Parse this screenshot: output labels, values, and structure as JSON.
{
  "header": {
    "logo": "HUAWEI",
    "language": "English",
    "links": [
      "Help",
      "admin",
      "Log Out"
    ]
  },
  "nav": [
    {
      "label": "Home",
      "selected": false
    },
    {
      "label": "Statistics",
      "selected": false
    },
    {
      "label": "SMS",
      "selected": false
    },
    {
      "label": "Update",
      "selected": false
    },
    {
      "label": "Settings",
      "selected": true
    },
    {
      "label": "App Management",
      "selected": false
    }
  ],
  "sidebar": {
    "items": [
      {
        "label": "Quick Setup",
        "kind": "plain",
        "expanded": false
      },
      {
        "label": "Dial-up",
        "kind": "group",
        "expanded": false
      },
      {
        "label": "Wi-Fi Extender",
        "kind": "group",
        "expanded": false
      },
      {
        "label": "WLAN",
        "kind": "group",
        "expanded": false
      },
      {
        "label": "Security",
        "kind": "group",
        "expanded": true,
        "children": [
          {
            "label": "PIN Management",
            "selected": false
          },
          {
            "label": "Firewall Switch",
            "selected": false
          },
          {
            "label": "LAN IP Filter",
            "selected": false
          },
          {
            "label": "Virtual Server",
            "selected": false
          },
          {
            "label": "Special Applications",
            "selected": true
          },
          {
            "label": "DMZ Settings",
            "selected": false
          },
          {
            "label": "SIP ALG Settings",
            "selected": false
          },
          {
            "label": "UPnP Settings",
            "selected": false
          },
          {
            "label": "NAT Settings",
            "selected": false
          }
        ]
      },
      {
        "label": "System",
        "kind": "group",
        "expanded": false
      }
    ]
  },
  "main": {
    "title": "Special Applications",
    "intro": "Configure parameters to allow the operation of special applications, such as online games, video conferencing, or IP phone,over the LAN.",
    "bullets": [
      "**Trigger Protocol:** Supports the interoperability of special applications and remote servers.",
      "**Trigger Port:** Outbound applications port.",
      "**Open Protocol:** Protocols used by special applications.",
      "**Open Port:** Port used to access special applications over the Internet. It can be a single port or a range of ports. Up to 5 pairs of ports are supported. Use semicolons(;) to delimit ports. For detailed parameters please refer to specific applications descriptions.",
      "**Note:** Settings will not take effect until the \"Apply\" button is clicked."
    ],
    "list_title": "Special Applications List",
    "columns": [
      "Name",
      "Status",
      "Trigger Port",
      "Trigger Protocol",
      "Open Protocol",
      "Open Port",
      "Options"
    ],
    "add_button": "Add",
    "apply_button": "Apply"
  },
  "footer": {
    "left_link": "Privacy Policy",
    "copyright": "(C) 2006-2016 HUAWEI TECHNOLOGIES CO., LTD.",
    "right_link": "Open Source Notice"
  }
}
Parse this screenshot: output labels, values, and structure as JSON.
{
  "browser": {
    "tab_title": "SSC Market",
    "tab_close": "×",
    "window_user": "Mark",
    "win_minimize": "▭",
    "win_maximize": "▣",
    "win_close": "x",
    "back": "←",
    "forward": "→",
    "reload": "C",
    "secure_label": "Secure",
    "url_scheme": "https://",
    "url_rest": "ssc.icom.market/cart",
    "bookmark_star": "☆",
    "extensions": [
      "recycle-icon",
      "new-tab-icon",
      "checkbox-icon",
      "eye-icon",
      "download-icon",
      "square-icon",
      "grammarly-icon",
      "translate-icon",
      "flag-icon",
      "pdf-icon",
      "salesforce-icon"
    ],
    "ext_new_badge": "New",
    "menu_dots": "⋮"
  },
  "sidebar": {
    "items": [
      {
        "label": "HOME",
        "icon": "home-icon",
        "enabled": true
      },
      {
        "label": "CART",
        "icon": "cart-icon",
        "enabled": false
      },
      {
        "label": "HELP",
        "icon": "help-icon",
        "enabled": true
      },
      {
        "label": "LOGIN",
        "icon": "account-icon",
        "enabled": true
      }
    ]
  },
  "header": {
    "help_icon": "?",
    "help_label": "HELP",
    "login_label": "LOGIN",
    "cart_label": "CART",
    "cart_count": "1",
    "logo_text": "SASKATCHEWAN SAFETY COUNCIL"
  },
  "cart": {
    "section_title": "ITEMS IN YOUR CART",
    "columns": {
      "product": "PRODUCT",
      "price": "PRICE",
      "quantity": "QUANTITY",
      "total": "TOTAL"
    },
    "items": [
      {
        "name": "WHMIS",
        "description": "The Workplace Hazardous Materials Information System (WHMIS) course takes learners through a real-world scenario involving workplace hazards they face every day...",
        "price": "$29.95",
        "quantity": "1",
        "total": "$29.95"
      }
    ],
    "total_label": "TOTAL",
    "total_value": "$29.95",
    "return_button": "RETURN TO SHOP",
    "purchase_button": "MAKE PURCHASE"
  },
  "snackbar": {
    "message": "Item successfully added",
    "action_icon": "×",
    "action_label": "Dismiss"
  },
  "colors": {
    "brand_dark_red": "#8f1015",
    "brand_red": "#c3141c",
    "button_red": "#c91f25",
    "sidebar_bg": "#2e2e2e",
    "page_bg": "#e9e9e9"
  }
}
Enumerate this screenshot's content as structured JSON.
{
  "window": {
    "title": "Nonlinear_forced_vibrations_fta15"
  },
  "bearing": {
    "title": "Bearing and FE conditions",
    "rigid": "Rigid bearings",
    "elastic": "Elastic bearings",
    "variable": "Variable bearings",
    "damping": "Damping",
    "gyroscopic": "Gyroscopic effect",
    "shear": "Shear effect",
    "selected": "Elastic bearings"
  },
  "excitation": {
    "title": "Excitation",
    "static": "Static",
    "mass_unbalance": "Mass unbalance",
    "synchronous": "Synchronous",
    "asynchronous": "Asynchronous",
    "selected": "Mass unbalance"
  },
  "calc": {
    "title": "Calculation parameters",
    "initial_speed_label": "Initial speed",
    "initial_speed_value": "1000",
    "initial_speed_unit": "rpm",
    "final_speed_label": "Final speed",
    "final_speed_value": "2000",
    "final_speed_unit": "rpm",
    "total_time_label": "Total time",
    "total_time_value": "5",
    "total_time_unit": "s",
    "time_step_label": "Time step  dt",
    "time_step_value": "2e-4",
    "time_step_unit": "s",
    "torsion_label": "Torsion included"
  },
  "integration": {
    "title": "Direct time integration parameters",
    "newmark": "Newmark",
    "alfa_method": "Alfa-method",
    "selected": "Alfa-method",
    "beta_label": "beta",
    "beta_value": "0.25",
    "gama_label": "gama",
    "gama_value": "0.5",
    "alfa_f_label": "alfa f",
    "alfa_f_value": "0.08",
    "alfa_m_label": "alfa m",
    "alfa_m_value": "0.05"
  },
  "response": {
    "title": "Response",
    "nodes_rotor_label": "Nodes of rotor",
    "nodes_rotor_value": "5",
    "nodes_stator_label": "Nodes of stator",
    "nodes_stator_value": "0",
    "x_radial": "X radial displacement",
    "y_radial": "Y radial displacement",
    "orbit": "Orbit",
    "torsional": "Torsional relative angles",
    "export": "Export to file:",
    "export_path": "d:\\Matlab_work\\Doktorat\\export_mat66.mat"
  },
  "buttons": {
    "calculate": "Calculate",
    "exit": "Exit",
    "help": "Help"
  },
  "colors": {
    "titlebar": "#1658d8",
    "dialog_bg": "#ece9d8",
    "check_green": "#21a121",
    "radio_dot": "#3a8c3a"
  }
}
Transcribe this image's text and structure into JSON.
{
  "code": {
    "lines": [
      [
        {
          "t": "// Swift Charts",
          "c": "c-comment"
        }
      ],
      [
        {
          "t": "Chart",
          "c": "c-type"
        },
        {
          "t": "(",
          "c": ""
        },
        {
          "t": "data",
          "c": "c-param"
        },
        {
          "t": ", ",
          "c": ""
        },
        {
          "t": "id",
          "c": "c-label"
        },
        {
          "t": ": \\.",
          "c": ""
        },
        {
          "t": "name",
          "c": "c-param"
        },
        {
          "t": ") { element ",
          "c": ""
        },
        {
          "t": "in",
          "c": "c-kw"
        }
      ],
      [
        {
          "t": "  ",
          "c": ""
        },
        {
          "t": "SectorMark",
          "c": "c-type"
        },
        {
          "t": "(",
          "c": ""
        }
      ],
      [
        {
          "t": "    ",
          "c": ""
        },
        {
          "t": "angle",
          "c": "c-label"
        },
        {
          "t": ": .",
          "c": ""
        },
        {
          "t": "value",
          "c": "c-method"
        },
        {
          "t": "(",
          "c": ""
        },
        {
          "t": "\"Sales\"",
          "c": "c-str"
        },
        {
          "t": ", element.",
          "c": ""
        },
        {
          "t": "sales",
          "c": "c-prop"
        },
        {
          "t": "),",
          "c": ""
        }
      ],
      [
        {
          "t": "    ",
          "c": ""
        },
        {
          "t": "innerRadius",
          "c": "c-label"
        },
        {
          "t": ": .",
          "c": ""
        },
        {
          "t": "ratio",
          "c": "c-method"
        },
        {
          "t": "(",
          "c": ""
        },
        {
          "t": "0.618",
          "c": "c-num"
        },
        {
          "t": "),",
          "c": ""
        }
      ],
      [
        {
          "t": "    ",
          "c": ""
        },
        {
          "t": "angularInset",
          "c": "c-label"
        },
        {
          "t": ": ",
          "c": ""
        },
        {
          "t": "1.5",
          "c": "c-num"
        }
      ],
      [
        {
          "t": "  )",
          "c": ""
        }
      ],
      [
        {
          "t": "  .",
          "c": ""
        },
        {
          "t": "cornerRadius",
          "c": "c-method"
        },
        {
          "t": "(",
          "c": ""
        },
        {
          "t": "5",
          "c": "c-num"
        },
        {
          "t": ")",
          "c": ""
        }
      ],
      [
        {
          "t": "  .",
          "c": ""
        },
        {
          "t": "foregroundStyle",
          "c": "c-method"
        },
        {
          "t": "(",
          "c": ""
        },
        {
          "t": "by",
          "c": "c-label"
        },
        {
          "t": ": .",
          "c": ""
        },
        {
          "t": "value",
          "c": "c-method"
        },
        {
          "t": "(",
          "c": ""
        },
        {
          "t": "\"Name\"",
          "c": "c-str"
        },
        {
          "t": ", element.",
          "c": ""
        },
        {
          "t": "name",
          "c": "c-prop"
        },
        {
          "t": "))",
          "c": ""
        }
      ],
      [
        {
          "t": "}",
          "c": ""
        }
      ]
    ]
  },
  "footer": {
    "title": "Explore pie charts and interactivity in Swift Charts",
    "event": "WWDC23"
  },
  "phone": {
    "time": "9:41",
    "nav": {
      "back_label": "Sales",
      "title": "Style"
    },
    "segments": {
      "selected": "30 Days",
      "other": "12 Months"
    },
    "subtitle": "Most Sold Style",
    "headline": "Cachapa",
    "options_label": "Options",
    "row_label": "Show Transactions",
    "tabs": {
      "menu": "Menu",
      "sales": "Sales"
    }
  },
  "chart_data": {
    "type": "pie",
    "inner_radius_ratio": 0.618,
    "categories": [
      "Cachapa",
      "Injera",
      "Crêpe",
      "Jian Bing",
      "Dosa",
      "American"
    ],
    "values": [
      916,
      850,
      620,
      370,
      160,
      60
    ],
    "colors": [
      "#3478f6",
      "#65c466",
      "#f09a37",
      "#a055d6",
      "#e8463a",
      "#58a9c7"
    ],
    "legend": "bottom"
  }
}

::::::::

Brief - Reproduce each line of the material containing the word "System".

Task result -
        "label": "System",
        "description": "The Workplace Hazardous Materials Information System (WHMIS) course takes learners through a real-world scenario involving workplace hazards they face every day...",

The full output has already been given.